▽
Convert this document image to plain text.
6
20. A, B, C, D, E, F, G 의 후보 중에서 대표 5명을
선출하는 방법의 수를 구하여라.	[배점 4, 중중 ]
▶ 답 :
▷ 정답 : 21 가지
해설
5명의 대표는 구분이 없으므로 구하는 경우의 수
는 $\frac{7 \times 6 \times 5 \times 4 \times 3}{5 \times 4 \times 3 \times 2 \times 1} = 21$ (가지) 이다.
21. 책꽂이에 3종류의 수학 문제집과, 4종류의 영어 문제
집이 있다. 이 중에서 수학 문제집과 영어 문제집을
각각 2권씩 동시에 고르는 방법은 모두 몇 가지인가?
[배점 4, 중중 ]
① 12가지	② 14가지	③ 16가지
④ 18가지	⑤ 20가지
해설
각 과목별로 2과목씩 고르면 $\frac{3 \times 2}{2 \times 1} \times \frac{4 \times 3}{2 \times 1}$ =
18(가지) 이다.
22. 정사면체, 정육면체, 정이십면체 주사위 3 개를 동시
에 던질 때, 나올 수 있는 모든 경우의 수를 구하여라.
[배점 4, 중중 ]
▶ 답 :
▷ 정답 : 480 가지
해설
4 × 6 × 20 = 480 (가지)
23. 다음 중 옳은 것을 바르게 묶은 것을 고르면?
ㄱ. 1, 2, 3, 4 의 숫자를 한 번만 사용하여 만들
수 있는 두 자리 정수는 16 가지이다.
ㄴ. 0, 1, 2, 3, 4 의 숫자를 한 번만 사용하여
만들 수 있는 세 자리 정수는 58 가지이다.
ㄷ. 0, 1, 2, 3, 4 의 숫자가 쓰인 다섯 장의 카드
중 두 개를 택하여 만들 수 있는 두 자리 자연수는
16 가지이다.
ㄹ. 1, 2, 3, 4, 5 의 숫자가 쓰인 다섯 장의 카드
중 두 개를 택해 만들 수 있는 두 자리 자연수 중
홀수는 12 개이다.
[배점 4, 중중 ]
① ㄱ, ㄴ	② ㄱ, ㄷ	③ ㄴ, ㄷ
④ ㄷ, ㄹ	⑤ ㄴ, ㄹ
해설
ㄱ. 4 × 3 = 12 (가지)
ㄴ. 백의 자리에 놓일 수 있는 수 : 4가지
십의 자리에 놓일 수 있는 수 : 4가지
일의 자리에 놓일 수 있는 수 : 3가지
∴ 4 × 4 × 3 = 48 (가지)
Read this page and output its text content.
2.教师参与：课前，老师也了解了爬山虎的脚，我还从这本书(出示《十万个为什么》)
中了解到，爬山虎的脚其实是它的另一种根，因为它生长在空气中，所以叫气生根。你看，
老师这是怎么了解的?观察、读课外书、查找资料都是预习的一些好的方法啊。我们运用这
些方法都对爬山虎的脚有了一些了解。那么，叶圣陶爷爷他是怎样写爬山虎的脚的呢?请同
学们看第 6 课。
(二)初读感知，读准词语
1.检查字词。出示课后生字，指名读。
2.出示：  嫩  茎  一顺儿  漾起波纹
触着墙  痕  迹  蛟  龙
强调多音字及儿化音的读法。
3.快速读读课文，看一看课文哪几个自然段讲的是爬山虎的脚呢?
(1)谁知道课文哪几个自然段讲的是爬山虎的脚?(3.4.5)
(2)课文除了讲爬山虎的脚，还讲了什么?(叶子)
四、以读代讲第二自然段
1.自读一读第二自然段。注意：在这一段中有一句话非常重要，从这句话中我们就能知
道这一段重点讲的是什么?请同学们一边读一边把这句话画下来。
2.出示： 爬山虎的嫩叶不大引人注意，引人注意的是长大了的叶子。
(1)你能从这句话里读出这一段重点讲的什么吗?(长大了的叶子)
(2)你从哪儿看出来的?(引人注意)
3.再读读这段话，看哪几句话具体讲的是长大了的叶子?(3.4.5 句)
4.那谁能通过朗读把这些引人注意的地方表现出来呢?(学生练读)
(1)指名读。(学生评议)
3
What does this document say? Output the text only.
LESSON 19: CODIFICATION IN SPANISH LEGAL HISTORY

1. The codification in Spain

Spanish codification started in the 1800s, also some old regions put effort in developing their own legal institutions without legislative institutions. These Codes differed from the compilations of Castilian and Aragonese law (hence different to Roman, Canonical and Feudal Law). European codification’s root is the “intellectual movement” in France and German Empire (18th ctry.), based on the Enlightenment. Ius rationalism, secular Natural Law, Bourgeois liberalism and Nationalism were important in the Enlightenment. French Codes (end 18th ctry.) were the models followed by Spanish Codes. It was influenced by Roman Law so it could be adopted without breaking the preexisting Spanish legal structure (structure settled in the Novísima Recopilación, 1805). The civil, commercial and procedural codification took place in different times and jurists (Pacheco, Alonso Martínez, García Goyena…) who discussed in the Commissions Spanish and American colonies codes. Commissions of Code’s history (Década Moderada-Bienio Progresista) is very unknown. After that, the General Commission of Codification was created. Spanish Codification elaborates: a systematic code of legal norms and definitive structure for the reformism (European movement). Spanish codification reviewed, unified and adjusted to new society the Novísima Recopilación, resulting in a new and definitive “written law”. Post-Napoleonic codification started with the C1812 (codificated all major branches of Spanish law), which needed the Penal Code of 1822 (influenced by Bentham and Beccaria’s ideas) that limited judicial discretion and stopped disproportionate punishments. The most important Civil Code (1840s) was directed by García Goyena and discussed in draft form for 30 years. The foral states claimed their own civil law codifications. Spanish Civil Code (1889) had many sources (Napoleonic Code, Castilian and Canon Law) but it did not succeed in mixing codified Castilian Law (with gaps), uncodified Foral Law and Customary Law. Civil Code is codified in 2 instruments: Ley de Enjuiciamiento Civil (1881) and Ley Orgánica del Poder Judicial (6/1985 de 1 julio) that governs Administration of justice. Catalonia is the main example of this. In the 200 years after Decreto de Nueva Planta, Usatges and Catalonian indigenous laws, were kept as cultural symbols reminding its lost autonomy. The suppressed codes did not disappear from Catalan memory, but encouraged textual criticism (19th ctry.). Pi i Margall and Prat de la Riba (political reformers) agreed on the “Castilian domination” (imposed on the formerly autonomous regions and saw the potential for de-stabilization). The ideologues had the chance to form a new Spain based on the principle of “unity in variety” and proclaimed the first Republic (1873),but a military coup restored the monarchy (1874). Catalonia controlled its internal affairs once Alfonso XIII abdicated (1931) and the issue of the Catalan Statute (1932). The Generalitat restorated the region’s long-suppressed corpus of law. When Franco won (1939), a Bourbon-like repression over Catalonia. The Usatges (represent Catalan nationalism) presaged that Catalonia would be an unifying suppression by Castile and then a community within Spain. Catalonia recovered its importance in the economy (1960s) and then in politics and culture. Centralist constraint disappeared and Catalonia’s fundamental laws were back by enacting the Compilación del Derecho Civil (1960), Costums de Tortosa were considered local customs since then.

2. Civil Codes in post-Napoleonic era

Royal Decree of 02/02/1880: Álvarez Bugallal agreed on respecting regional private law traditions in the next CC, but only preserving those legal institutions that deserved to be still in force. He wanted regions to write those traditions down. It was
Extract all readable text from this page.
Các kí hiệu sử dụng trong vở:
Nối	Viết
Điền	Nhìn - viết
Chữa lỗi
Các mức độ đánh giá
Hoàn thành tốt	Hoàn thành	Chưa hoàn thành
△
Short task
Search the data for the word "사용하여" and copy each line where it appears.

Solution
ㄱ. 1, 2, 3, 4 의 숫자를 한 번만 사용하여 만들
ㄴ. 0, 1, 2, 3, 4 의 숫자를 한 번만 사용하여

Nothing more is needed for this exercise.